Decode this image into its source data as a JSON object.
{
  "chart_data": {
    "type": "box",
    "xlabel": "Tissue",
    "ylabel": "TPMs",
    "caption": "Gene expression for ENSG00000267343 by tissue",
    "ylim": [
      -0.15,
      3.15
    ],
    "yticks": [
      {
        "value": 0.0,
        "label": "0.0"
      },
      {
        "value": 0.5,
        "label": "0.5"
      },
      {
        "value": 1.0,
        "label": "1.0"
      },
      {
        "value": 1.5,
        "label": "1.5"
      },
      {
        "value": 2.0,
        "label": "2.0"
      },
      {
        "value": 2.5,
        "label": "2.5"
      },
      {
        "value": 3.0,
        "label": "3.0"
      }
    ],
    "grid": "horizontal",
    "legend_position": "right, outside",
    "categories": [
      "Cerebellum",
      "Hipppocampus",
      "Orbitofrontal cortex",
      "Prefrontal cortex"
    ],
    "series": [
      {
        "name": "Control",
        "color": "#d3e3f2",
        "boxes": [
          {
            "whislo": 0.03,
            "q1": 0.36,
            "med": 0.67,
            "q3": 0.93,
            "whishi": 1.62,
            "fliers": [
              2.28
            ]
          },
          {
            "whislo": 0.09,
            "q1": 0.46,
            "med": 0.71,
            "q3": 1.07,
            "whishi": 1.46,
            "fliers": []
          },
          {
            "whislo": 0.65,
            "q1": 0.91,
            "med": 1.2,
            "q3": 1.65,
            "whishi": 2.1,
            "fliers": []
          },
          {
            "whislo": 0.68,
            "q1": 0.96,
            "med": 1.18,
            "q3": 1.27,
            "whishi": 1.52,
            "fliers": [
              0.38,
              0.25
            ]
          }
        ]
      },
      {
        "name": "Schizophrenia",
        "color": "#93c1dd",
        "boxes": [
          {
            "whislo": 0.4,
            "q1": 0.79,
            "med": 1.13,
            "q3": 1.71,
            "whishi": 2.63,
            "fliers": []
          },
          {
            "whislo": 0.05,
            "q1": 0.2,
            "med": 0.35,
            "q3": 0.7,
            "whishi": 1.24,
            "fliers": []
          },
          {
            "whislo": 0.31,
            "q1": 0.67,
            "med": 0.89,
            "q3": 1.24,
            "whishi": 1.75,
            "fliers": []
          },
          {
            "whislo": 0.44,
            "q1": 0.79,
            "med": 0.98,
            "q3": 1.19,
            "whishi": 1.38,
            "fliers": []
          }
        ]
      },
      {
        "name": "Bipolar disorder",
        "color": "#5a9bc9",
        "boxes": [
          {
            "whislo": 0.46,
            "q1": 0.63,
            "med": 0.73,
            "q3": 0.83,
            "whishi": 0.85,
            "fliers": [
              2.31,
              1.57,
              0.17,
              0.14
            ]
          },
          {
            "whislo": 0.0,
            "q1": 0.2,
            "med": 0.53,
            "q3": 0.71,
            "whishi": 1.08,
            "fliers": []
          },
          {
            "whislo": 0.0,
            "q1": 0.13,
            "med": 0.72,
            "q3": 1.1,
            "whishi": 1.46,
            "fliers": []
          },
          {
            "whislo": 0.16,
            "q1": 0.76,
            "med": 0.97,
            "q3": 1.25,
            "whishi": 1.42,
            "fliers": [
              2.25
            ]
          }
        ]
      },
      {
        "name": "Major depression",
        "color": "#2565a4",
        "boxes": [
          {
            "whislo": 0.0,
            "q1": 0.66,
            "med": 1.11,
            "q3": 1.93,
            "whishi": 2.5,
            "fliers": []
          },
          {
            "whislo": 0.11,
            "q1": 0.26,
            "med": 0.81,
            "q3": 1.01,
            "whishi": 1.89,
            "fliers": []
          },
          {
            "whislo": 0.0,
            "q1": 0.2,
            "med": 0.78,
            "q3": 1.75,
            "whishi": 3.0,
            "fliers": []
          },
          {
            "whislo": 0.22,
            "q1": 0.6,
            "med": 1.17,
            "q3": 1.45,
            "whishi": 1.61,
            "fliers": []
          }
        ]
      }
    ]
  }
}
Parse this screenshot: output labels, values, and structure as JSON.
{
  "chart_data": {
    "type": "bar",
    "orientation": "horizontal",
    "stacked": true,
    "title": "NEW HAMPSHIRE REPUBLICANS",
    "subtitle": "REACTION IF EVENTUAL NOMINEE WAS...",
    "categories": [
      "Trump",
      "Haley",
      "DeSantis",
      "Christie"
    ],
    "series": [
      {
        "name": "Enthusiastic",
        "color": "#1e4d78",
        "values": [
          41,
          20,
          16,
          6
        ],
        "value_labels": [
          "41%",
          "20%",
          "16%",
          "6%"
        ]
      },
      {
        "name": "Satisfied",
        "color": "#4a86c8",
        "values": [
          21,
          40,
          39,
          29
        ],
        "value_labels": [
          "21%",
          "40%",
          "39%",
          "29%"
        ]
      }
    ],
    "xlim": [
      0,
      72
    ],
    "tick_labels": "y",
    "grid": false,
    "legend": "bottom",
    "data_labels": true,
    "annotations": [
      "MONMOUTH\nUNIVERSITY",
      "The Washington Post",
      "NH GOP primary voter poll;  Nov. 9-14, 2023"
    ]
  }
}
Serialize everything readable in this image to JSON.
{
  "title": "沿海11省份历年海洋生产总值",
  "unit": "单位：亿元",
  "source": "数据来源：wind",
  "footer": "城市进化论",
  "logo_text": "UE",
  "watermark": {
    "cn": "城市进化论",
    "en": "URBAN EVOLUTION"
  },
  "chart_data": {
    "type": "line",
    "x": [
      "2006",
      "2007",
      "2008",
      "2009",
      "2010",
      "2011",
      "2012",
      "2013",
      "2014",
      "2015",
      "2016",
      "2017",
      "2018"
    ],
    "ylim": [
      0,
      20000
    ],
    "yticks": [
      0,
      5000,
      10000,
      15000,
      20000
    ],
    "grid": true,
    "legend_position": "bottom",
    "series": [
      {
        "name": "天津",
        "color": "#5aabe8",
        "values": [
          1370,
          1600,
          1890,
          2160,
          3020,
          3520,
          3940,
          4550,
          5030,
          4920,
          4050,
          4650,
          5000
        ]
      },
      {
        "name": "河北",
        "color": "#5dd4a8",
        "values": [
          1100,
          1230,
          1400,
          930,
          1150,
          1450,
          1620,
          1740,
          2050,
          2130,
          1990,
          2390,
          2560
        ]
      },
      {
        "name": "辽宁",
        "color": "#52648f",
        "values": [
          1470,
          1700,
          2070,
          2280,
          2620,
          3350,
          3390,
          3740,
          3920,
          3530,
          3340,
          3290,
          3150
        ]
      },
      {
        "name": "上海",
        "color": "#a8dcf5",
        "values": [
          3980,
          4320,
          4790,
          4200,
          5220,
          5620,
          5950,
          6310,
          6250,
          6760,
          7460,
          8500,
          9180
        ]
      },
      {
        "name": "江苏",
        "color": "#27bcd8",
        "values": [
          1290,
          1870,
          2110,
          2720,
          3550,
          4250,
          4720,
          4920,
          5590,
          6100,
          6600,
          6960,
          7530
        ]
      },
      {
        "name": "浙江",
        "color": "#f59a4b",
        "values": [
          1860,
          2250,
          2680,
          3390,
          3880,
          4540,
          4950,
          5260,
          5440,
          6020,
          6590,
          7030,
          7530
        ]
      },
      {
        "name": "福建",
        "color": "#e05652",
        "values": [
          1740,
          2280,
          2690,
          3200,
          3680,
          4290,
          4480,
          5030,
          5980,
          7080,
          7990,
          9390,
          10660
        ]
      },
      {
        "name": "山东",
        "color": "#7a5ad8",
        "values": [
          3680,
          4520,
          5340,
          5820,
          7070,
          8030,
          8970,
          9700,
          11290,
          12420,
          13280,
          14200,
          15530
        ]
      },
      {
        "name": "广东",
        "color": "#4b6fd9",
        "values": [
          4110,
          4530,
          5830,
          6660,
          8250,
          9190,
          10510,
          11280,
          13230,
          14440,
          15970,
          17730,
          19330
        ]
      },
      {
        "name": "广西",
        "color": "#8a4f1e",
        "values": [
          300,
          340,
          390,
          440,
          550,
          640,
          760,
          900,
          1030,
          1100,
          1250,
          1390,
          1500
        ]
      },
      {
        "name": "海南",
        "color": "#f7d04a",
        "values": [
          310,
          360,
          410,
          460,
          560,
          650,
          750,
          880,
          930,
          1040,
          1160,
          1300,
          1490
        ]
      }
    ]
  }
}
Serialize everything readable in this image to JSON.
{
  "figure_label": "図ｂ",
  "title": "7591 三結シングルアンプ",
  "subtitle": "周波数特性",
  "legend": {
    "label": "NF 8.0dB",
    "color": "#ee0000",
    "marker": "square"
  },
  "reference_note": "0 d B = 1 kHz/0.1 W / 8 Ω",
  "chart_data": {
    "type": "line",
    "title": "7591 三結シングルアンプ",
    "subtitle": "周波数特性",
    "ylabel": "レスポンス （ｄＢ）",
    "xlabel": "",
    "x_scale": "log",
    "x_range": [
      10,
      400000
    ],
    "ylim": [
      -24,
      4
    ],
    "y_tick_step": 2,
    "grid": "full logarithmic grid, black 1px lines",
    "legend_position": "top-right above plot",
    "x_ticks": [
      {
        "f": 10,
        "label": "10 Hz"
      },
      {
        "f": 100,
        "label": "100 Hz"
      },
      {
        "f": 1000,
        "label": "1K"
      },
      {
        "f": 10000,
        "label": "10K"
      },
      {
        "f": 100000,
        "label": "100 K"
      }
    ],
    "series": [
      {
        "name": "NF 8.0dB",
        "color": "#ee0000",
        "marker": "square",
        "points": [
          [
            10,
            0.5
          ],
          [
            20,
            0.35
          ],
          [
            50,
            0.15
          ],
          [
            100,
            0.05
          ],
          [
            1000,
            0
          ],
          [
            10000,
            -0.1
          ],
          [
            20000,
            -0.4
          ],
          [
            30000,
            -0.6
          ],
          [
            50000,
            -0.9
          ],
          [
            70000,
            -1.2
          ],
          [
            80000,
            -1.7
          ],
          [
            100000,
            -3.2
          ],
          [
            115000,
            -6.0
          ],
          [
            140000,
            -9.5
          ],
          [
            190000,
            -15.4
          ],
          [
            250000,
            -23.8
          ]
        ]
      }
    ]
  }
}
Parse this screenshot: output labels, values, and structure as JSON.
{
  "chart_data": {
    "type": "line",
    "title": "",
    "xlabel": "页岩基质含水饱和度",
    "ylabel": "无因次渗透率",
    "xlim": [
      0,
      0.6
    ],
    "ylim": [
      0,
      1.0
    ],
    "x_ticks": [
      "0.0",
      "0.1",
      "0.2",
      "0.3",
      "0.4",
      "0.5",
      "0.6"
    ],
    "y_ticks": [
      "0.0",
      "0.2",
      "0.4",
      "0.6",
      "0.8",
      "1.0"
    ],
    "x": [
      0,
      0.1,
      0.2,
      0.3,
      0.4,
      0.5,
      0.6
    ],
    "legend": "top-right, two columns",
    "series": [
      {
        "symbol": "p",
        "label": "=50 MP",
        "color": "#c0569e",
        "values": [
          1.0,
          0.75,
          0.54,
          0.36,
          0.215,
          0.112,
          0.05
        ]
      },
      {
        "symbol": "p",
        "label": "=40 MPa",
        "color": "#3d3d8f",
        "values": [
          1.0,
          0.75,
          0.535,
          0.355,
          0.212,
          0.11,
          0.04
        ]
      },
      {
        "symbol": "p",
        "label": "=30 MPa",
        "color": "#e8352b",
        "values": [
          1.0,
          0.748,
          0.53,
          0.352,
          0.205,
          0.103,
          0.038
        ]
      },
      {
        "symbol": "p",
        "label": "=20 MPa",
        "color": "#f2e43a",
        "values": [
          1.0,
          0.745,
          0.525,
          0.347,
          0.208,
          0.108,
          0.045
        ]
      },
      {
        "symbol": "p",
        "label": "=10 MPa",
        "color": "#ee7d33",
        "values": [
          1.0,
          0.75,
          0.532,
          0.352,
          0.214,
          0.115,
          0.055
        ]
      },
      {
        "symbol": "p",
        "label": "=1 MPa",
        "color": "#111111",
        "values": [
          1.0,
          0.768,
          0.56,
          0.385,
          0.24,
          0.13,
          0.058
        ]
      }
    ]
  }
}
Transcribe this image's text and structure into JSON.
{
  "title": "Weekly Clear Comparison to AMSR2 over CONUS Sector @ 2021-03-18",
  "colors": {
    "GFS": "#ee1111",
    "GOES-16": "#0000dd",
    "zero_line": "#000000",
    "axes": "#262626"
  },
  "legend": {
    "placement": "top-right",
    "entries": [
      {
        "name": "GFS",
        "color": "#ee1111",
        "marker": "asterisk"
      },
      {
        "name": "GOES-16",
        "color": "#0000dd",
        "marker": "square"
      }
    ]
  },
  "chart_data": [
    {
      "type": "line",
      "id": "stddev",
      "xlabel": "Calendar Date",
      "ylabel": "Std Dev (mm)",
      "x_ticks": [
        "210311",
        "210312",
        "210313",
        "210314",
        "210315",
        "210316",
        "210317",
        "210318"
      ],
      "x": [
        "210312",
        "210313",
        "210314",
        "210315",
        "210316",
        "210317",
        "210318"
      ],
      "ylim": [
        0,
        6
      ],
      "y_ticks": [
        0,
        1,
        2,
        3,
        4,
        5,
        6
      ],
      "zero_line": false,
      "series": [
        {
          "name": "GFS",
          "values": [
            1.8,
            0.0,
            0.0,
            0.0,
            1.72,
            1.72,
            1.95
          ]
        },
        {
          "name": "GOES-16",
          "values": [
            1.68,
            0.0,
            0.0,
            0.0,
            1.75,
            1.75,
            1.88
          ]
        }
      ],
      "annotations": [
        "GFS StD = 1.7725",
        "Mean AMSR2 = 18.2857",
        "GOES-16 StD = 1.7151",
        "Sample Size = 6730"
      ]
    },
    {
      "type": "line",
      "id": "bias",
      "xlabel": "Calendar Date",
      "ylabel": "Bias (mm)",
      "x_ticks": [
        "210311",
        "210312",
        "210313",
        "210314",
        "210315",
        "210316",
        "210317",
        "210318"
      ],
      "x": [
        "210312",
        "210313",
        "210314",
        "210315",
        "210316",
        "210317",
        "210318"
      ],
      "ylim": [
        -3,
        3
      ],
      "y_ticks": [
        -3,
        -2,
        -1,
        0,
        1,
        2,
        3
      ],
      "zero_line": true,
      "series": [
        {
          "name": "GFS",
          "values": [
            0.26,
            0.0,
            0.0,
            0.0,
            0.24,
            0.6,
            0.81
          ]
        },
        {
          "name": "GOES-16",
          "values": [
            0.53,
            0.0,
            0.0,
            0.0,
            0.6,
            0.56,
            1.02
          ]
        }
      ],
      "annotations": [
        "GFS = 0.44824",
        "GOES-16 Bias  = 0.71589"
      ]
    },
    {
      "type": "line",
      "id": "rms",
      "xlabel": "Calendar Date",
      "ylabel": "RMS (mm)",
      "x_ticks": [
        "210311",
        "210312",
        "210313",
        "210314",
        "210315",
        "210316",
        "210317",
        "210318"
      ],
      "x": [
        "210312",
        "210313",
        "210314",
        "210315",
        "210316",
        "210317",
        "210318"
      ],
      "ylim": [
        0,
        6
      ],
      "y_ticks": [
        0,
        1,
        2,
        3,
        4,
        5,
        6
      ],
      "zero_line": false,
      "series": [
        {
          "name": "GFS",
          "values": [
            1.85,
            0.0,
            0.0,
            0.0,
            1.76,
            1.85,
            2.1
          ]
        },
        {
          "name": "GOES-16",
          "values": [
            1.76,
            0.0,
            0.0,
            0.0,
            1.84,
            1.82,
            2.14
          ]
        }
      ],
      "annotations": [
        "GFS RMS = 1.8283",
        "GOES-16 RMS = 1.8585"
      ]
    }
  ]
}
*-*-*
AIM >> Pull every line containing the word "cortex" out of the material and copy it.

ANSWER TO THE TASK >>
      "Orbitofrontal cortex",
      "Prefrontal cortex"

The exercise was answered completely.